» Stated exercise: Show every line in the entries below where the word "into" appears.

» Provided information:
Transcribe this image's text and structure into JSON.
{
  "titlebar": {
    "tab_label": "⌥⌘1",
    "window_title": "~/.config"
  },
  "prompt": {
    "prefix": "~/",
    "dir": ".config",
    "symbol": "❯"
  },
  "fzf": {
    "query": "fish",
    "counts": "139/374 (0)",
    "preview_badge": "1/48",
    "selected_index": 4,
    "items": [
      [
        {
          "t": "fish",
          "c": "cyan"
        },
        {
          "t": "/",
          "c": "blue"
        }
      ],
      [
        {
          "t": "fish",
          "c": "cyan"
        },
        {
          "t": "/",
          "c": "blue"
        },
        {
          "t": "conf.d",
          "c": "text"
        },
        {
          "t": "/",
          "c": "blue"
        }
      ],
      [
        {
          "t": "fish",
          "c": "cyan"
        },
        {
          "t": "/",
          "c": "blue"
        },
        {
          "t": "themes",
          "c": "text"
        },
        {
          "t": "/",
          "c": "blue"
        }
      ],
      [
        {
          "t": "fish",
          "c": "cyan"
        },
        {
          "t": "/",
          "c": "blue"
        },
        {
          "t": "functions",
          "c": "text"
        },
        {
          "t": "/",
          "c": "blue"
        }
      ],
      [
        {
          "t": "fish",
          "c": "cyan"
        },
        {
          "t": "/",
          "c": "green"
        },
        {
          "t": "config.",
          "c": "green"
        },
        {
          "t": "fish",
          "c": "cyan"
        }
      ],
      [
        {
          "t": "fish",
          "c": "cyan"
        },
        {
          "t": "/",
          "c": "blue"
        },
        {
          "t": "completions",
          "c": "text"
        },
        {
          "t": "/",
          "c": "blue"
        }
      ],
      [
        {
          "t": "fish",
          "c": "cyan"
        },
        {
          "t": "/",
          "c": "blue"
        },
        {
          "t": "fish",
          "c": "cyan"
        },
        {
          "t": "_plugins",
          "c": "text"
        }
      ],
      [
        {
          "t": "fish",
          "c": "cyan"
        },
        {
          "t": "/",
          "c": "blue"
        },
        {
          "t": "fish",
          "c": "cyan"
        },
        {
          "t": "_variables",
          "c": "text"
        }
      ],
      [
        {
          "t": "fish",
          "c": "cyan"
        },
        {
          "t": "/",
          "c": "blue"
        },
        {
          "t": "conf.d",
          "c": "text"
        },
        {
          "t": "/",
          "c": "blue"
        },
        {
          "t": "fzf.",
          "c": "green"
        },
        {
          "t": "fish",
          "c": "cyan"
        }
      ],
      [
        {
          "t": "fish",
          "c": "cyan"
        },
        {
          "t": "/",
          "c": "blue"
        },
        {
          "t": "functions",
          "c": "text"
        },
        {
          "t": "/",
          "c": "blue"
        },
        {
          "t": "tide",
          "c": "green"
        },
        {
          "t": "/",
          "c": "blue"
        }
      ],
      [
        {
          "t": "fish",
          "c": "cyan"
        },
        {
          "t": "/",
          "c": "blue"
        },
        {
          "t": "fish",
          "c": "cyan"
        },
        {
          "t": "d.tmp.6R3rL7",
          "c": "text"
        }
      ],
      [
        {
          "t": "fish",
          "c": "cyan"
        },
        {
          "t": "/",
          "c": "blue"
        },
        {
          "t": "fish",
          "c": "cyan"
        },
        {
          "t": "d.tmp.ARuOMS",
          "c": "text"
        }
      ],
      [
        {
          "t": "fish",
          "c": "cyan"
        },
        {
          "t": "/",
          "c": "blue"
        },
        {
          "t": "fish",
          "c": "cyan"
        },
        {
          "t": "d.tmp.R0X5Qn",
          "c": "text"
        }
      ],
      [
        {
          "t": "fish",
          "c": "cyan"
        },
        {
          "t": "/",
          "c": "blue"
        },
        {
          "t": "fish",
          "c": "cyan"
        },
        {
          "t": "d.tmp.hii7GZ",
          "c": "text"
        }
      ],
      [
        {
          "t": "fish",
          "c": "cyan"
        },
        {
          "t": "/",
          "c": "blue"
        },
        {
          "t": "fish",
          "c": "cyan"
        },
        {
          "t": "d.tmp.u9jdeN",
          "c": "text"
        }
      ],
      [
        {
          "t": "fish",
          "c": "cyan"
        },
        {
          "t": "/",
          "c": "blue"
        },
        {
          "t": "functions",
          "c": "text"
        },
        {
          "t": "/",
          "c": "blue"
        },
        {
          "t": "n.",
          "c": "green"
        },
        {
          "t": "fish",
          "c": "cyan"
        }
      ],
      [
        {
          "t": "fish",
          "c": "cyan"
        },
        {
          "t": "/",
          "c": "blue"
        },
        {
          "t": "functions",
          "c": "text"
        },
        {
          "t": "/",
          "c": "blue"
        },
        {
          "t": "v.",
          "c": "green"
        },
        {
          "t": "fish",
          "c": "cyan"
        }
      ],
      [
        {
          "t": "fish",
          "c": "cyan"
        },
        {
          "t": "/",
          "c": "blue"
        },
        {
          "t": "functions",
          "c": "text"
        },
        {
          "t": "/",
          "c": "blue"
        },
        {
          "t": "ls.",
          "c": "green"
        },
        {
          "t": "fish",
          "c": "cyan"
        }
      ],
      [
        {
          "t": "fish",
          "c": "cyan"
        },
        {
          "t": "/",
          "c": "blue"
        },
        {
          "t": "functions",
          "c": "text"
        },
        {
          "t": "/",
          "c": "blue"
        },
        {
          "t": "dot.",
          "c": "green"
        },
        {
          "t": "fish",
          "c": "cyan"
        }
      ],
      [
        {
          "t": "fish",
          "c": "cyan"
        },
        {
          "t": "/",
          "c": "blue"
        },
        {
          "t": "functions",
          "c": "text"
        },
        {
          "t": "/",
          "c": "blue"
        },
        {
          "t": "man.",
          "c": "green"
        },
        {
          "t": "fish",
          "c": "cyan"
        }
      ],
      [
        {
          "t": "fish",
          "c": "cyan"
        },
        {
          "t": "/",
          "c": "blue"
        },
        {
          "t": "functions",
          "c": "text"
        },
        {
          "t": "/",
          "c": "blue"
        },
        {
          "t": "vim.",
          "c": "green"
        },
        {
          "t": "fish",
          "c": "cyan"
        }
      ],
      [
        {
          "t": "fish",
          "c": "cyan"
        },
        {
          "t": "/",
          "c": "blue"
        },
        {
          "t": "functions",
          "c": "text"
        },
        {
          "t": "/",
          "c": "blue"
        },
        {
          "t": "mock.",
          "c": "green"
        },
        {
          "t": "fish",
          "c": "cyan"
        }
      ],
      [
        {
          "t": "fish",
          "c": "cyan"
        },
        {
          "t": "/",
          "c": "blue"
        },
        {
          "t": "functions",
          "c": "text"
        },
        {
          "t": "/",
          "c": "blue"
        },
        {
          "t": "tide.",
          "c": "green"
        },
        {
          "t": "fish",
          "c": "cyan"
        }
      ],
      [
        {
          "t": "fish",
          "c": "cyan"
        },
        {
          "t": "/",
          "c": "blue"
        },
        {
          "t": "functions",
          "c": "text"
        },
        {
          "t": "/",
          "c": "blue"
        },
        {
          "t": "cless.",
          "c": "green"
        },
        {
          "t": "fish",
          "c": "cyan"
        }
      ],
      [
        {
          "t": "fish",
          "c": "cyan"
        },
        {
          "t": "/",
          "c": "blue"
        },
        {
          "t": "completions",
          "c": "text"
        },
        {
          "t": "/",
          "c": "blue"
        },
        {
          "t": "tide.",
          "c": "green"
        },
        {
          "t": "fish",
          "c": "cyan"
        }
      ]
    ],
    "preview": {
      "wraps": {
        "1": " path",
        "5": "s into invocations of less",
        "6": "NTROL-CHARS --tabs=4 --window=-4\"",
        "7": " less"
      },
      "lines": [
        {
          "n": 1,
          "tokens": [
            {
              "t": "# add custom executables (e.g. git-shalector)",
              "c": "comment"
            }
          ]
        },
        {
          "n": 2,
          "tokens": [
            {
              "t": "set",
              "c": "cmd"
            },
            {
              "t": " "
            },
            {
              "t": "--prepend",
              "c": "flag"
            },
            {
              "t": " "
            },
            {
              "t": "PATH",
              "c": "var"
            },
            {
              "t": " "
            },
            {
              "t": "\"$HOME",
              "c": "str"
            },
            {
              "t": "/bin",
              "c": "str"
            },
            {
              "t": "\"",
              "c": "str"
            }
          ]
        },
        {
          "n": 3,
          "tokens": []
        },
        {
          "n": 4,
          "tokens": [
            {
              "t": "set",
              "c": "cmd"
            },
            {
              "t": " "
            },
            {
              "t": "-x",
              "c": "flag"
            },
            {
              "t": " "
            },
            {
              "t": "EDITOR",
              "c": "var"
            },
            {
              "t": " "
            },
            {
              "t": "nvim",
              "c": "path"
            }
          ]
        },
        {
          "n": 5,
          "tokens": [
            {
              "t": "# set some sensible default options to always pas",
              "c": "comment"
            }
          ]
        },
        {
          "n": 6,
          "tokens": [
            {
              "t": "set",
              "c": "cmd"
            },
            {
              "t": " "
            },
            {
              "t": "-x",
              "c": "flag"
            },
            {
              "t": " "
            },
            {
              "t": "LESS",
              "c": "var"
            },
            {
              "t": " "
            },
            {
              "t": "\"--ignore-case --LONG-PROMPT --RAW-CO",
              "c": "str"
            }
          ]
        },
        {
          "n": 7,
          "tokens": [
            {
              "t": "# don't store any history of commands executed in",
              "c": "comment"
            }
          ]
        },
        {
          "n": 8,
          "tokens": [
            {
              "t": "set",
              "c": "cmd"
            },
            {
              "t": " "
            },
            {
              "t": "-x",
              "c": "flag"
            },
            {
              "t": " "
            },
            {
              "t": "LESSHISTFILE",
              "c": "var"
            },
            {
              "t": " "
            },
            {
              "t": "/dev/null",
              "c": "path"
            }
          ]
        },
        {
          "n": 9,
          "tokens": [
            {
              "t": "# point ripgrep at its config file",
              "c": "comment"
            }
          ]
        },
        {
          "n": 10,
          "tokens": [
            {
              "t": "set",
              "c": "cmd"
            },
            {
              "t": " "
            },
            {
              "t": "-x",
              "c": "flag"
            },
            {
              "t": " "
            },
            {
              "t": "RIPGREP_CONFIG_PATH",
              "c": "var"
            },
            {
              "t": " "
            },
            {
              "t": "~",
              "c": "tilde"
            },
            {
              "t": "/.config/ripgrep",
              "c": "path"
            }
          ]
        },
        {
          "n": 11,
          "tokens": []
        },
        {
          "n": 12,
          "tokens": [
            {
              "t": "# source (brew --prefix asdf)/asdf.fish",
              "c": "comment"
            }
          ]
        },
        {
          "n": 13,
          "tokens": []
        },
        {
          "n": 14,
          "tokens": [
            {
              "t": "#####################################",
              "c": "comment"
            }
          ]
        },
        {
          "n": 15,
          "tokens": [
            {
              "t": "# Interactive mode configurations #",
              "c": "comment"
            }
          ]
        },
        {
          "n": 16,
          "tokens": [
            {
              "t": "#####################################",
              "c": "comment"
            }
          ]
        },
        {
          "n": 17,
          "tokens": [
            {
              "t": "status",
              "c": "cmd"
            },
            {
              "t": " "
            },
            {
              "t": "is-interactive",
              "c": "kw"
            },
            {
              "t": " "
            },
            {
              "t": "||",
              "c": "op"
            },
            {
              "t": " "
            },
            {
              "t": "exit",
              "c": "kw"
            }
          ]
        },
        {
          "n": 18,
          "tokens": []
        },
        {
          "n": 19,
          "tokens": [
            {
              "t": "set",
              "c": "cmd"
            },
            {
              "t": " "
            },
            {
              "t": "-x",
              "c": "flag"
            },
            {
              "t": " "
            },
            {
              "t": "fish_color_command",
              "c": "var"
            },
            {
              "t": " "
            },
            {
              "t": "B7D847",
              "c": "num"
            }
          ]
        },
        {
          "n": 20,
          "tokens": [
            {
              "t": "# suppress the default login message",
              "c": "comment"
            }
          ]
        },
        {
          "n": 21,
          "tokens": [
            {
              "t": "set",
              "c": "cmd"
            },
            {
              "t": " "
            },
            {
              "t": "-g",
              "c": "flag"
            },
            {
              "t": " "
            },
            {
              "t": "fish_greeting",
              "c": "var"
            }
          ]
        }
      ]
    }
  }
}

» Result:
Transcribe this image's text and structure into JSON.
        "5": "s into invocations of less",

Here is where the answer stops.